• What is being asked: Copy out every line of the data exactly.

• Records shown:

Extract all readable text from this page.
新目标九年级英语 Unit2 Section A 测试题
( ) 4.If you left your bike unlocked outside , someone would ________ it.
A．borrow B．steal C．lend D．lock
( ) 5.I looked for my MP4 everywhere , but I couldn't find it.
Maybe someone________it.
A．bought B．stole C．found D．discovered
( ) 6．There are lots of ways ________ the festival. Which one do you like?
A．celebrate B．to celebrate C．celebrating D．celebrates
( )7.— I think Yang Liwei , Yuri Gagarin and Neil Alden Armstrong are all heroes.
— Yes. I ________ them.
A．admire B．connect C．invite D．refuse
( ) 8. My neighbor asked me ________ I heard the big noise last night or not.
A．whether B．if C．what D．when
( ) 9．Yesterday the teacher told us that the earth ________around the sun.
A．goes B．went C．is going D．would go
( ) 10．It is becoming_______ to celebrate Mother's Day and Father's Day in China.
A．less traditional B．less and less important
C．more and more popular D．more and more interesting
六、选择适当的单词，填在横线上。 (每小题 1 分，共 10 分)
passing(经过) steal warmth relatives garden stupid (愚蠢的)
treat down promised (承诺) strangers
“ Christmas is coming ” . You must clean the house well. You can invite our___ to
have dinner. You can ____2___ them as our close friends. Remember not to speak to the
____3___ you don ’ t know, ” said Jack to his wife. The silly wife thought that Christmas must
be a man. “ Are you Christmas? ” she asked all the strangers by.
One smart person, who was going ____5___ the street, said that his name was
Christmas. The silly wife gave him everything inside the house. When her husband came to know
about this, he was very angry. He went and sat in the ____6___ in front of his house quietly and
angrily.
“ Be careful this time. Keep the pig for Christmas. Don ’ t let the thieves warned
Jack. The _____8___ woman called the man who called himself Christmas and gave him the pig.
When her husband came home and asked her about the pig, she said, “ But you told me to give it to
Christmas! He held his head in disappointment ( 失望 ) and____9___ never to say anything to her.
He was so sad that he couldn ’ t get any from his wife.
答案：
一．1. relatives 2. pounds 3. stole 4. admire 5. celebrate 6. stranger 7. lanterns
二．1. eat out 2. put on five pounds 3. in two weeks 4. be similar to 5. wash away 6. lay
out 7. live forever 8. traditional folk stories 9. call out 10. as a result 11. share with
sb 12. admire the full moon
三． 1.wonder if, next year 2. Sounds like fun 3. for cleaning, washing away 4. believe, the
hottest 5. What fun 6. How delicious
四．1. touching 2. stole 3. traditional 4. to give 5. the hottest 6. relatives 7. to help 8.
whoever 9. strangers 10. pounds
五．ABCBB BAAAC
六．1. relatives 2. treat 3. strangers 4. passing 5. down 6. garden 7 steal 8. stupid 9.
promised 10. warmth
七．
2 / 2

• Answer to this problem:
Extract all readable text from this page.
新目标九年级英语 Unit2 Section A 测试题
( ) 4.If you left your bike unlocked outside , someone would ________ it.
A．borrow B．steal C．lend D．lock
( ) 5.I looked for my MP4 everywhere , but I couldn't find it.
Maybe someone________it.
A．bought B．stole C．found D．discovered
( ) 6．There are lots of ways ________ the festival. Which one do you like?
A．celebrate B．to celebrate C．celebrating D．celebrates
( )7.— I think Yang Liwei , Yuri Gagarin and Neil Alden Armstrong are all heroes.
— Yes. I ________ them.
A．admire B．connect C．invite D．refuse
( ) 8. My neighbor asked me ________ I heard the big noise last night or not.
A．whether B．if C．what D．when
( ) 9．Yesterday the teacher told us that the earth ________around the sun.
A．goes B．went C．is going D．would go
( ) 10．It is becoming_______ to celebrate Mother's Day and Father's Day in China.
A．less traditional B．less and less important
C．more and more popular D．more and more interesting
六、选择适当的单词，填在横线上。 (每小题 1 分，共 10 分)
passing(经过) steal warmth relatives garden stupid (愚蠢的)
treat down promised (承诺) strangers
“ Christmas is coming ” . You must clean the house well. You can invite our___ to
have dinner. You can ____2___ them as our close friends. Remember not to speak to the
____3___ you don ’ t know, ” said Jack to his wife. The silly wife thought that Christmas must
be a man. “ Are you Christmas? ” she asked all the strangers by.
One smart person, who was going ____5___ the street, said that his name was
Christmas. The silly wife gave him everything inside the house. When her husband came to know
about this, he was very angry. He went and sat in the ____6___ in front of his house quietly and
angrily.
“ Be careful this time. Keep the pig for Christmas. Don ’ t let the thieves warned
Jack. The _____8___ woman called the man who called himself Christmas and gave him the pig.
When her husband came home and asked her about the pig, she said, “ But you told me to give it to
Christmas! He held his head in disappointment ( 失望 ) and____9___ never to say anything to her.
He was so sad that he couldn ’ t get any from his wife.
答案：
一．1. relatives 2. pounds 3. stole 4. admire 5. celebrate 6. stranger 7. lanterns
二．1. eat out 2. put on five pounds 3. in two weeks 4. be similar to 5. wash away 6. lay
out 7. live forever 8. traditional folk stories 9. call out 10. as a result 11. share with
sb 12. admire the full moon
三． 1.wonder if, next year 2. Sounds like fun 3. for cleaning, washing away 4. believe, the
hottest 5. What fun 6. How delicious
四．1. touching 2. stole 3. traditional 4. to give 5. the hottest 6. relatives 7. to help 8.
whoever 9. strangers 10. pounds
五．ABCBB BAAAC
六．1. relatives 2. treat 3. strangers 4. passing 5. down 6. garden 7 steal 8. stupid 9.
promised 10. warmth
七．
2 / 2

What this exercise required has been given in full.